** Aim of the task **
Using the material below, copy every line where "Zajárnyékoló" appears.

** Provided records **
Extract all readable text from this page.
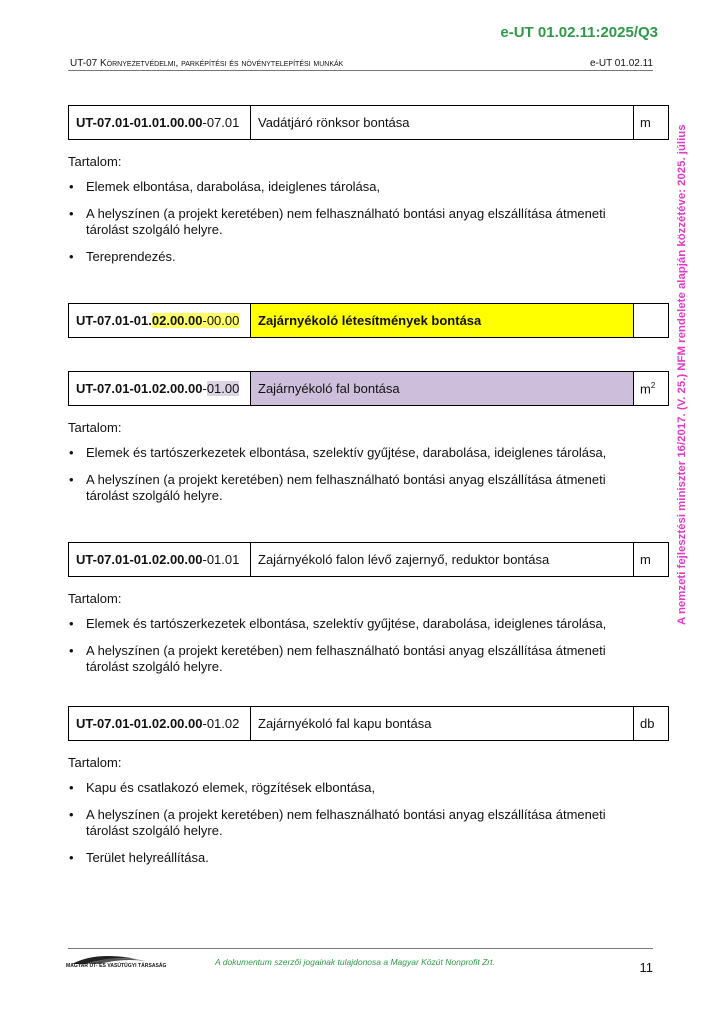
e-UT 01.02.11:2025/Q3
UT-07 Környezetvédelmi, parképítési és növénytelepítési munkák	e-UT 01.02.11
A nemzeti fejlesztési miniszter 16/2017. (V. 25.) NFM rendelete alapján közzétéve: 2025. július
UT-07.01-01.01.00.00-07.01	Vadátjáró rönksor bontása	m

Tartalom:

• Elemek elbontása, darabolása, ideiglenes tárolása,
• A helyszínen (a projekt keretében) nem felhasználható bontási anyag elszállítása átmeneti tárolást szolgáló helyre.
• Tereprendezés.
UT-07.01-01.02.00.00-00.00	Zajárnyékoló létesítmények bontása	
UT-07.01-01.02.00.00-01.00	Zajárnyékoló fal bontása	$m^2$

Tartalom:

• Elemek és tartószerkezetek elbontása, szelektív gyűjtése, darabolása, ideiglenes tárolása,
• A helyszínen (a projekt keretében) nem felhasználható bontási anyag elszállítása átmeneti tárolást szolgáló helyre.
UT-07.01-01.02.00.00-01.01	Zajárnyékoló falon lévő zajernyő, reduktor bontása	m

Tartalom:

• Elemek és tartószerkezetek elbontása, szelektív gyűjtése, darabolása, ideiglenes tárolása,
• A helyszínen (a projekt keretében) nem felhasználható bontási anyag elszállítása átmeneti tárolást szolgáló helyre.
UT-07.01-01.02.00.00-01.02	Zajárnyékoló fal kapu bontása	db

Tartalom:

• Kapu és csatlakozó elemek, rögzítések elbontása,
• A helyszínen (a projekt keretében) nem felhasználható bontási anyag elszállítása átmeneti tárolást szolgáló helyre.
• Terület helyreállítása.
MAGYAR ÚT- ÉS VASÚTÜGYI TÁRSASÁG	A dokumentum szerzői jogainak tulajdonosa a Magyar Közút Nonprofit Zrt.	11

** The reply **
UT-07.01-01.02.00.00-00.00	Zajárnyékoló létesítmények bontása	
UT-07.01-01.02.00.00-01.00	Zajárnyékoló fal bontása	$m^2$
UT-07.01-01.02.00.00-01.01	Zajárnyékoló falon lévő zajernyő, reduktor bontása	m
UT-07.01-01.02.00.00-01.02	Zajárnyékoló fal kapu bontása	db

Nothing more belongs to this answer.